◆ **Stated exercise**:
Retype the material word for word.

◆ **Available records**:

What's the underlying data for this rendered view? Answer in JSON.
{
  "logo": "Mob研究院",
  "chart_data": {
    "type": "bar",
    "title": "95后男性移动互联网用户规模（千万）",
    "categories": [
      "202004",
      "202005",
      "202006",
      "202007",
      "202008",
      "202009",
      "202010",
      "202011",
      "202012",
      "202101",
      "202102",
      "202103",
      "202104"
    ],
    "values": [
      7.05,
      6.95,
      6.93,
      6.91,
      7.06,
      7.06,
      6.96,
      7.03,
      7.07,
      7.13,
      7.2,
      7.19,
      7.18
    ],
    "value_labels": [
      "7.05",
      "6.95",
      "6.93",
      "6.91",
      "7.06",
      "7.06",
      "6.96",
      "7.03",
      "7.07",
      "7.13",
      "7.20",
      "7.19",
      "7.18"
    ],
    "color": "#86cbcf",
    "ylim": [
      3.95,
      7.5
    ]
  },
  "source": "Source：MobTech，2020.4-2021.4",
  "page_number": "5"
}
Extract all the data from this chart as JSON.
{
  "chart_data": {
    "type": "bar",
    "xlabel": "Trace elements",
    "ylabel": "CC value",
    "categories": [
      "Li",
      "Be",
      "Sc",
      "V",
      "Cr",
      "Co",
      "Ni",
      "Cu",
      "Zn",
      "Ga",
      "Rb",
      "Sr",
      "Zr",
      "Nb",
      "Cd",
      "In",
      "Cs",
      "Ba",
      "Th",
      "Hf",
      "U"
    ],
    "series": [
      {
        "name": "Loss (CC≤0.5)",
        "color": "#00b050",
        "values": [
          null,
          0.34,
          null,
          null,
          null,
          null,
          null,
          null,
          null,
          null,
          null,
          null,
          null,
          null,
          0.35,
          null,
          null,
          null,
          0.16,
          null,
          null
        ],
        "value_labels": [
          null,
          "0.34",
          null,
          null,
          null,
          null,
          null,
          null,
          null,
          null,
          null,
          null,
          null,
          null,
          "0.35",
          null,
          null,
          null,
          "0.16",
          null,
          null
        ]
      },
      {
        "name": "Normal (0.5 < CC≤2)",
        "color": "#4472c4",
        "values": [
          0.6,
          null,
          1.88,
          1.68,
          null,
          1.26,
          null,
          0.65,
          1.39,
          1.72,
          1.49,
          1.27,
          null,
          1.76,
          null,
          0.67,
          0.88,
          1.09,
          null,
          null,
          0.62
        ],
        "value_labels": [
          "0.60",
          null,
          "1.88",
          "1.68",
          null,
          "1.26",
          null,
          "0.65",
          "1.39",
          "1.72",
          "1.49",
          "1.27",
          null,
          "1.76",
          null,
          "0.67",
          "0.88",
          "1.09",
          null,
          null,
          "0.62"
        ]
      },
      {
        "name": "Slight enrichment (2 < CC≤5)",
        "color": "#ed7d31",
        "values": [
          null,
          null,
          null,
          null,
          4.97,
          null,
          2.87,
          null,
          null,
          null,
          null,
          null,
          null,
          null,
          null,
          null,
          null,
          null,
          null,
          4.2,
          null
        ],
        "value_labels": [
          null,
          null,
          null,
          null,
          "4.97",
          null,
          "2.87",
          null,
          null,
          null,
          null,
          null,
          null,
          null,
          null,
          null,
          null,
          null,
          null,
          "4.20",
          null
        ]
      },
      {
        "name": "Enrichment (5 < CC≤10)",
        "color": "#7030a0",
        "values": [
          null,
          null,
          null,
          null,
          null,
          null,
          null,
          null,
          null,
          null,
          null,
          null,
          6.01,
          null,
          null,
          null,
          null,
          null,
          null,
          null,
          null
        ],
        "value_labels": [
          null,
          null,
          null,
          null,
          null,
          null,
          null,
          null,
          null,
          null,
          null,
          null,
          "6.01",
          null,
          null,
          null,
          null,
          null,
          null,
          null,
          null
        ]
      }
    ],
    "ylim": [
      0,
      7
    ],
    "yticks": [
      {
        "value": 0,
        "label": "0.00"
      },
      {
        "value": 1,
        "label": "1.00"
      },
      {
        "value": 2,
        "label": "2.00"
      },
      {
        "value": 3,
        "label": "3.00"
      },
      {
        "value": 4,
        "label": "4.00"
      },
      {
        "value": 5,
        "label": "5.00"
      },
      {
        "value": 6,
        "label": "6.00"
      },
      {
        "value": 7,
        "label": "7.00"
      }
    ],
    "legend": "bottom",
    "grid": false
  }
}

◆ **Correct response**:
What's the underlying data for this rendered view? Answer in JSON.
{
  "logo": "Mob研究院",
  "chart_data": {
    "type": "bar",
    "title": "95后男性移动互联网用户规模（千万）",
    "categories": [
      "202004",
      "202005",
      "202006",
      "202007",
      "202008",
      "202009",
      "202010",
      "202011",
      "202012",
      "202101",
      "202102",
      "202103",
      "202104"
    ],
    "values": [
      7.05,
      6.95,
      6.93,
      6.91,
      7.06,
      7.06,
      6.96,
      7.03,
      7.07,
      7.13,
      7.2,
      7.19,
      7.18
    ],
    "value_labels": [
      "7.05",
      "6.95",
      "6.93",
      "6.91",
      "7.06",
      "7.06",
      "6.96",
      "7.03",
      "7.07",
      "7.13",
      "7.20",
      "7.19",
      "7.18"
    ],
    "color": "#86cbcf",
    "ylim": [
      3.95,
      7.5
    ]
  },
  "source": "Source：MobTech，2020.4-2021.4",
  "page_number": "5"
}
Extract all the data from this chart as JSON.
{
  "chart_data": {
    "type": "bar",
    "xlabel": "Trace elements",
    "ylabel": "CC value",
    "categories": [
      "Li",
      "Be",
      "Sc",
      "V",
      "Cr",
      "Co",
      "Ni",
      "Cu",
      "Zn",
      "Ga",
      "Rb",
      "Sr",
      "Zr",
      "Nb",
      "Cd",
      "In",
      "Cs",
      "Ba",
      "Th",
      "Hf",
      "U"
    ],
    "series": [
      {
        "name": "Loss (CC≤0.5)",
        "color": "#00b050",
        "values": [
          null,
          0.34,
          null,
          null,
          null,
          null,
          null,
          null,
          null,
          null,
          null,
          null,
          null,
          null,
          0.35,
          null,
          null,
          null,
          0.16,
          null,
          null
        ],
        "value_labels": [
          null,
          "0.34",
          null,
          null,
          null,
          null,
          null,
          null,
          null,
          null,
          null,
          null,
          null,
          null,
          "0.35",
          null,
          null,
          null,
          "0.16",
          null,
          null
        ]
      },
      {
        "name": "Normal (0.5 < CC≤2)",
        "color": "#4472c4",
        "values": [
          0.6,
          null,
          1.88,
          1.68,
          null,
          1.26,
          null,
          0.65,
          1.39,
          1.72,
          1.49,
          1.27,
          null,
          1.76,
          null,
          0.67,
          0.88,
          1.09,
          null,
          null,
          0.62
        ],
        "value_labels": [
          "0.60",
          null,
          "1.88",
          "1.68",
          null,
          "1.26",
          null,
          "0.65",
          "1.39",
          "1.72",
          "1.49",
          "1.27",
          null,
          "1.76",
          null,
          "0.67",
          "0.88",
          "1.09",
          null,
          null,
          "0.62"
        ]
      },
      {
        "name": "Slight enrichment (2 < CC≤5)",
        "color": "#ed7d31",
        "values": [
          null,
          null,
          null,
          null,
          4.97,
          null,
          2.87,
          null,
          null,
          null,
          null,
          null,
          null,
          null,
          null,
          null,
          null,
          null,
          null,
          4.2,
          null
        ],
        "value_labels": [
          null,
          null,
          null,
          null,
          "4.97",
          null,
          "2.87",
          null,
          null,
          null,
          null,
          null,
          null,
          null,
          null,
          null,
          null,
          null,
          null,
          "4.20",
          null
        ]
      },
      {
        "name": "Enrichment (5 < CC≤10)",
        "color": "#7030a0",
        "values": [
          null,
          null,
          null,
          null,
          null,
          null,
          null,
          null,
          null,
          null,
          null,
          null,
          6.01,
          null,
          null,
          null,
          null,
          null,
          null,
          null,
          null
        ],
        "value_labels": [
          null,
          null,
          null,
          null,
          null,
          null,
          null,
          null,
          null,
          null,
          null,
          null,
          "6.01",
          null,
          null,
          null,
          null,
          null,
          null,
          null,
          null
        ]
      }
    ],
    "ylim": [
      0,
      7
    ],
    "yticks": [
      {
        "value": 0,
        "label": "0.00"
      },
      {
        "value": 1,
        "label": "1.00"
      },
      {
        "value": 2,
        "label": "2.00"
      },
      {
        "value": 3,
        "label": "3.00"
      },
      {
        "value": 4,
        "label": "4.00"
      },
      {
        "value": 5,
        "label": "5.00"
      },
      {
        "value": 6,
        "label": "6.00"
      },
      {
        "value": 7,
        "label": "7.00"
      }
    ],
    "legend": "bottom",
    "grid": false
  }
}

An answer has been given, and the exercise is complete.